Reproduce the entries word for word, and omit any picture you find in them.
# Start of Entries supplied
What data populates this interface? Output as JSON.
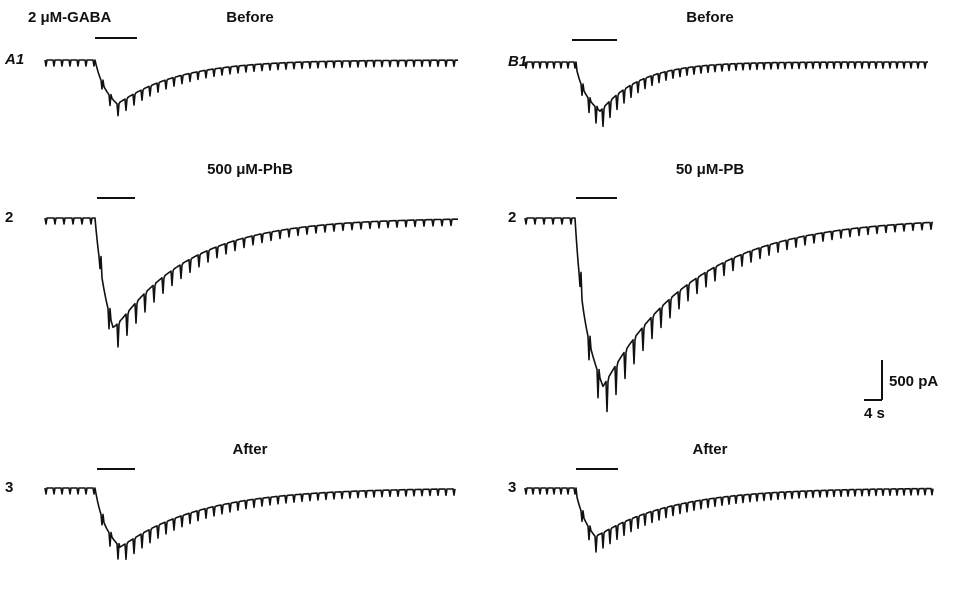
{
  "header": {
    "drug": "2 μM-GABA"
  },
  "panels": [
    {
      "rows": [
        {
          "label": "A1",
          "title": "Before"
        },
        {
          "label": "2",
          "title": "500 μM-PhB"
        },
        {
          "label": "3",
          "title": "After"
        }
      ]
    },
    {
      "rows": [
        {
          "label": "B1",
          "title": "Before"
        },
        {
          "label": "2",
          "title": "50 μM-PB"
        },
        {
          "label": "3",
          "title": "After"
        }
      ]
    }
  ],
  "scale_bar": {
    "current": "500 pA",
    "time": "4 s"
  }
}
# End of Entries supplied
### Result for this task
What data populates this interface? Output as JSON.
{
  "header": {
    "drug": "2 μM-GABA"
  },
  "panels": [
    {
      "rows": [
        {
          "label": "A1",
          "title": "Before"
        },
        {
          "label": "2",
          "title": "500 μM-PhB"
        },
        {
          "label": "3",
          "title": "After"
        }
      ]
    },
    {
      "rows": [
        {
          "label": "B1",
          "title": "Before"
        },
        {
          "label": "2",
          "title": "50 μM-PB"
        },
        {
          "label": "3",
          "title": "After"
        }
      ]
    }
  ],
  "scale_bar": {
    "current": "500 pA",
    "time": "4 s"
  }
}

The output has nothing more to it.